GOAL → Set down each entry from the block beneath, exactly as written.

RECORDS FOR THIS EXERCISE →
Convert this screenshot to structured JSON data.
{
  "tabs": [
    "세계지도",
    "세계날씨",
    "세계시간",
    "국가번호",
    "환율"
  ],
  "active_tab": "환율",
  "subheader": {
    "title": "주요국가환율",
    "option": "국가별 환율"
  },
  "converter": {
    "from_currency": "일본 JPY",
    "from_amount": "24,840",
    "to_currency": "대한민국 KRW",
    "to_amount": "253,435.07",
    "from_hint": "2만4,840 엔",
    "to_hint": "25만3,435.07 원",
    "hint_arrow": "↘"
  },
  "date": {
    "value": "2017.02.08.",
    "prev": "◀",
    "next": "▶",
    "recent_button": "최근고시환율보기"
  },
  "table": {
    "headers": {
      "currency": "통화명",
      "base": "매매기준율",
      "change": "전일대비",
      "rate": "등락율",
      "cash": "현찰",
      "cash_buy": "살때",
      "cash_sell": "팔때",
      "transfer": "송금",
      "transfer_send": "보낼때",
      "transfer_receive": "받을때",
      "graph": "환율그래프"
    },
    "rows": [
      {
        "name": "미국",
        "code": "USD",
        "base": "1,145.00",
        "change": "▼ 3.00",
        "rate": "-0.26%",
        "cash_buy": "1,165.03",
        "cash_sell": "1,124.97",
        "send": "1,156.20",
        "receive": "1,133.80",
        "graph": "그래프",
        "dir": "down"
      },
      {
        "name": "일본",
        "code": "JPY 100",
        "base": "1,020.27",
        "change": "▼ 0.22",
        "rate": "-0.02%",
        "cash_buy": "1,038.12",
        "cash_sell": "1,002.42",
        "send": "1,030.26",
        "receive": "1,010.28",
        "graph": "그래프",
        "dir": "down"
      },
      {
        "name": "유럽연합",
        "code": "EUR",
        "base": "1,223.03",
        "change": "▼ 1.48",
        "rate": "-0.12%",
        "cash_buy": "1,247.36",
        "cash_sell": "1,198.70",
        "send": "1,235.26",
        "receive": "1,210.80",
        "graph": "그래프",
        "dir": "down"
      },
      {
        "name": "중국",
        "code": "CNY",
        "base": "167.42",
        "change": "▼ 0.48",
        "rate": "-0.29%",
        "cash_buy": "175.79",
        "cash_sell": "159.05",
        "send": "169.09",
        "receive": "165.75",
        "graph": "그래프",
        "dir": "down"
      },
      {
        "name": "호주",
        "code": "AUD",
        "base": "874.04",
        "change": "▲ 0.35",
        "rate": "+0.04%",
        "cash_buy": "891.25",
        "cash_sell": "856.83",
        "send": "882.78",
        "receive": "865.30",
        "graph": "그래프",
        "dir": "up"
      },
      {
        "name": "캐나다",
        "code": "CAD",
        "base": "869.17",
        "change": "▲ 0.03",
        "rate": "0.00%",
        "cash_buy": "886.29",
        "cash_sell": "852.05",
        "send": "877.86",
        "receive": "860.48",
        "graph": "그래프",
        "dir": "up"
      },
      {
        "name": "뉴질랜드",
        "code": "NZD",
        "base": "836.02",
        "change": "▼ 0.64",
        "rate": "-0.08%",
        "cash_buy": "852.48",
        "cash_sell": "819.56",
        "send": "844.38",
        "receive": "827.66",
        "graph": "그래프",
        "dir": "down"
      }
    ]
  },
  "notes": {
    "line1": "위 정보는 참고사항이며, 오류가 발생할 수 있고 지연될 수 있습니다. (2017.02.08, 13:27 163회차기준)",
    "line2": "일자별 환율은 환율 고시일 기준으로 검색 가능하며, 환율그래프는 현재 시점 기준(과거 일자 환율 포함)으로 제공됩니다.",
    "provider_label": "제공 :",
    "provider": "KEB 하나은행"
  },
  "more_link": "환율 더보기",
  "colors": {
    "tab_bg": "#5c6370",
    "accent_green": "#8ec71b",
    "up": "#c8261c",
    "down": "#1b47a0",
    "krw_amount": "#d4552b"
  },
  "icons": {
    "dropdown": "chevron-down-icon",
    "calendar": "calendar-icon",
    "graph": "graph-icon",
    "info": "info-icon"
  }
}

RESULT FOR THIS EXERCISE →
Convert this screenshot to structured JSON data.
{
  "tabs": [
    "세계지도",
    "세계날씨",
    "세계시간",
    "국가번호",
    "환율"
  ],
  "active_tab": "환율",
  "subheader": {
    "title": "주요국가환율",
    "option": "국가별 환율"
  },
  "converter": {
    "from_currency": "일본 JPY",
    "from_amount": "24,840",
    "to_currency": "대한민국 KRW",
    "to_amount": "253,435.07",
    "from_hint": "2만4,840 엔",
    "to_hint": "25만3,435.07 원",
    "hint_arrow": "↘"
  },
  "date": {
    "value": "2017.02.08.",
    "prev": "◀",
    "next": "▶",
    "recent_button": "최근고시환율보기"
  },
  "table": {
    "headers": {
      "currency": "통화명",
      "base": "매매기준율",
      "change": "전일대비",
      "rate": "등락율",
      "cash": "현찰",
      "cash_buy": "살때",
      "cash_sell": "팔때",
      "transfer": "송금",
      "transfer_send": "보낼때",
      "transfer_receive": "받을때",
      "graph": "환율그래프"
    },
    "rows": [
      {
        "name": "미국",
        "code": "USD",
        "base": "1,145.00",
        "change": "▼ 3.00",
        "rate": "-0.26%",
        "cash_buy": "1,165.03",
        "cash_sell": "1,124.97",
        "send": "1,156.20",
        "receive": "1,133.80",
        "graph": "그래프",
        "dir": "down"
      },
      {
        "name": "일본",
        "code": "JPY 100",
        "base": "1,020.27",
        "change": "▼ 0.22",
        "rate": "-0.02%",
        "cash_buy": "1,038.12",
        "cash_sell": "1,002.42",
        "send": "1,030.26",
        "receive": "1,010.28",
        "graph": "그래프",
        "dir": "down"
      },
      {
        "name": "유럽연합",
        "code": "EUR",
        "base": "1,223.03",
        "change": "▼ 1.48",
        "rate": "-0.12%",
        "cash_buy": "1,247.36",
        "cash_sell": "1,198.70",
        "send": "1,235.26",
        "receive": "1,210.80",
        "graph": "그래프",
        "dir": "down"
      },
      {
        "name": "중국",
        "code": "CNY",
        "base": "167.42",
        "change": "▼ 0.48",
        "rate": "-0.29%",
        "cash_buy": "175.79",
        "cash_sell": "159.05",
        "send": "169.09",
        "receive": "165.75",
        "graph": "그래프",
        "dir": "down"
      },
      {
        "name": "호주",
        "code": "AUD",
        "base": "874.04",
        "change": "▲ 0.35",
        "rate": "+0.04%",
        "cash_buy": "891.25",
        "cash_sell": "856.83",
        "send": "882.78",
        "receive": "865.30",
        "graph": "그래프",
        "dir": "up"
      },
      {
        "name": "캐나다",
        "code": "CAD",
        "base": "869.17",
        "change": "▲ 0.03",
        "rate": "0.00%",
        "cash_buy": "886.29",
        "cash_sell": "852.05",
        "send": "877.86",
        "receive": "860.48",
        "graph": "그래프",
        "dir": "up"
      },
      {
        "name": "뉴질랜드",
        "code": "NZD",
        "base": "836.02",
        "change": "▼ 0.64",
        "rate": "-0.08%",
        "cash_buy": "852.48",
        "cash_sell": "819.56",
        "send": "844.38",
        "receive": "827.66",
        "graph": "그래프",
        "dir": "down"
      }
    ]
  },
  "notes": {
    "line1": "위 정보는 참고사항이며, 오류가 발생할 수 있고 지연될 수 있습니다. (2017.02.08, 13:27 163회차기준)",
    "line2": "일자별 환율은 환율 고시일 기준으로 검색 가능하며, 환율그래프는 현재 시점 기준(과거 일자 환율 포함)으로 제공됩니다.",
    "provider_label": "제공 :",
    "provider": "KEB 하나은행"
  },
  "more_link": "환율 더보기",
  "colors": {
    "tab_bg": "#5c6370",
    "accent_green": "#8ec71b",
    "up": "#c8261c",
    "down": "#1b47a0",
    "krw_amount": "#d4552b"
  },
  "icons": {
    "dropdown": "chevron-down-icon",
    "calendar": "calendar-icon",
    "graph": "graph-icon",
    "info": "info-icon"
  }
}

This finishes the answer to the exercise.